Exercise goal:
Output every line of the data exactly as it appears.

* Start Records to process *

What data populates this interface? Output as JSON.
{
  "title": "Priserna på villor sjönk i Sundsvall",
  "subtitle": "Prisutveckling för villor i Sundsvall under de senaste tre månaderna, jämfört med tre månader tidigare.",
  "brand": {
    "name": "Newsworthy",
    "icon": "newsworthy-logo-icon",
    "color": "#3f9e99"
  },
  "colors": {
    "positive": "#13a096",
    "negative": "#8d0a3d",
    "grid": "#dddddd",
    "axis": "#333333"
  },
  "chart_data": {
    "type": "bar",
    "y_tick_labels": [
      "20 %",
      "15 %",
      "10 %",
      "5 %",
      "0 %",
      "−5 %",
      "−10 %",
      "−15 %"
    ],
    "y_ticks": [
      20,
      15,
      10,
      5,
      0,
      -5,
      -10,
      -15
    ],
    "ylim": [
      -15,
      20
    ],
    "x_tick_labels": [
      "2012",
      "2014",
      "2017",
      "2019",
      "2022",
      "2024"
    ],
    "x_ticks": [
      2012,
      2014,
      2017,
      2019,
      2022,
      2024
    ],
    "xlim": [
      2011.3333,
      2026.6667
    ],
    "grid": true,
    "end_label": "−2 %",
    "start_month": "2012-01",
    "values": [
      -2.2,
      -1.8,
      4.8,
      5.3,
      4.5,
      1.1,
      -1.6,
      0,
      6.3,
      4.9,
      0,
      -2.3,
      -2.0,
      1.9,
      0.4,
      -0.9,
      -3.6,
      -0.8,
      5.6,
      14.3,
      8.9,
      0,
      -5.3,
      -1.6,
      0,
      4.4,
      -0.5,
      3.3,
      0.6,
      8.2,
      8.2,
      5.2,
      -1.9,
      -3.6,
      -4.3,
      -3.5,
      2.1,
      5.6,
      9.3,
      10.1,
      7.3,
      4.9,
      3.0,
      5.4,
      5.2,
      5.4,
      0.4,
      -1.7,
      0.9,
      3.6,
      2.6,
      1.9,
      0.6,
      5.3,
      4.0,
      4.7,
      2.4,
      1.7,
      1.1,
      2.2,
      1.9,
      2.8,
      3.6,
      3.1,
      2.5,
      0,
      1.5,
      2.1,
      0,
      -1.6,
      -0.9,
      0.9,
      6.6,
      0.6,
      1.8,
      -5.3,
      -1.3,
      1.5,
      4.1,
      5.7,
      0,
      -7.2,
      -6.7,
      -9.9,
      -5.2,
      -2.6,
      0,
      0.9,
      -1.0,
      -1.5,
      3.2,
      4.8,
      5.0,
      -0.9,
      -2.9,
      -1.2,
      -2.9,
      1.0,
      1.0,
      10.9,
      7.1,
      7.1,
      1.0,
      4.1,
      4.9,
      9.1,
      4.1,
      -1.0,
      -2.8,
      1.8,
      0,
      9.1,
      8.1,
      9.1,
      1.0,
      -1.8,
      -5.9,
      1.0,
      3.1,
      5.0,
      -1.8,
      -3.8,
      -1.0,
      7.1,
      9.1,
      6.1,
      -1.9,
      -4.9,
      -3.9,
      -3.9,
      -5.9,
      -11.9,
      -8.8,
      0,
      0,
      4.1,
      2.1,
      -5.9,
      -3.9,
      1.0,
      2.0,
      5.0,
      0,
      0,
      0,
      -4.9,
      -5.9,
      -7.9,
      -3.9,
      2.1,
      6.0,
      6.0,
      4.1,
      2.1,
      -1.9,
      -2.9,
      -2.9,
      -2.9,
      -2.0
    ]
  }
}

* End Records to process *

Task solution:
What data populates this interface? Output as JSON.
{
  "title": "Priserna på villor sjönk i Sundsvall",
  "subtitle": "Prisutveckling för villor i Sundsvall under de senaste tre månaderna, jämfört med tre månader tidigare.",
  "brand": {
    "name": "Newsworthy",
    "icon": "newsworthy-logo-icon",
    "color": "#3f9e99"
  },
  "colors": {
    "positive": "#13a096",
    "negative": "#8d0a3d",
    "grid": "#dddddd",
    "axis": "#333333"
  },
  "chart_data": {
    "type": "bar",
    "y_tick_labels": [
      "20 %",
      "15 %",
      "10 %",
      "5 %",
      "0 %",
      "−5 %",
      "−10 %",
      "−15 %"
    ],
    "y_ticks": [
      20,
      15,
      10,
      5,
      0,
      -5,
      -10,
      -15
    ],
    "ylim": [
      -15,
      20
    ],
    "x_tick_labels": [
      "2012",
      "2014",
      "2017",
      "2019",
      "2022",
      "2024"
    ],
    "x_ticks": [
      2012,
      2014,
      2017,
      2019,
      2022,
      2024
    ],
    "xlim": [
      2011.3333,
      2026.6667
    ],
    "grid": true,
    "end_label": "−2 %",
    "start_month": "2012-01",
    "values": [
      -2.2,
      -1.8,
      4.8,
      5.3,
      4.5,
      1.1,
      -1.6,
      0,
      6.3,
      4.9,
      0,
      -2.3,
      -2.0,
      1.9,
      0.4,
      -0.9,
      -3.6,
      -0.8,
      5.6,
      14.3,
      8.9,
      0,
      -5.3,
      -1.6,
      0,
      4.4,
      -0.5,
      3.3,
      0.6,
      8.2,
      8.2,
      5.2,
      -1.9,
      -3.6,
      -4.3,
      -3.5,
      2.1,
      5.6,
      9.3,
      10.1,
      7.3,
      4.9,
      3.0,
      5.4,
      5.2,
      5.4,
      0.4,
      -1.7,
      0.9,
      3.6,
      2.6,
      1.9,
      0.6,
      5.3,
      4.0,
      4.7,
      2.4,
      1.7,
      1.1,
      2.2,
      1.9,
      2.8,
      3.6,
      3.1,
      2.5,
      0,
      1.5,
      2.1,
      0,
      -1.6,
      -0.9,
      0.9,
      6.6,
      0.6,
      1.8,
      -5.3,
      -1.3,
      1.5,
      4.1,
      5.7,
      0,
      -7.2,
      -6.7,
      -9.9,
      -5.2,
      -2.6,
      0,
      0.9,
      -1.0,
      -1.5,
      3.2,
      4.8,
      5.0,
      -0.9,
      -2.9,
      -1.2,
      -2.9,
      1.0,
      1.0,
      10.9,
      7.1,
      7.1,
      1.0,
      4.1,
      4.9,
      9.1,
      4.1,
      -1.0,
      -2.8,
      1.8,
      0,
      9.1,
      8.1,
      9.1,
      1.0,
      -1.8,
      -5.9,
      1.0,
      3.1,
      5.0,
      -1.8,
      -3.8,
      -1.0,
      7.1,
      9.1,
      6.1,
      -1.9,
      -4.9,
      -3.9,
      -3.9,
      -5.9,
      -11.9,
      -8.8,
      0,
      0,
      4.1,
      2.1,
      -5.9,
      -3.9,
      1.0,
      2.0,
      5.0,
      0,
      0,
      0,
      -4.9,
      -5.9,
      -7.9,
      -3.9,
      2.1,
      6.0,
      6.0,
      4.1,
      2.1,
      -1.9,
      -2.9,
      -2.9,
      -2.9,
      -2.0
    ]
  }
}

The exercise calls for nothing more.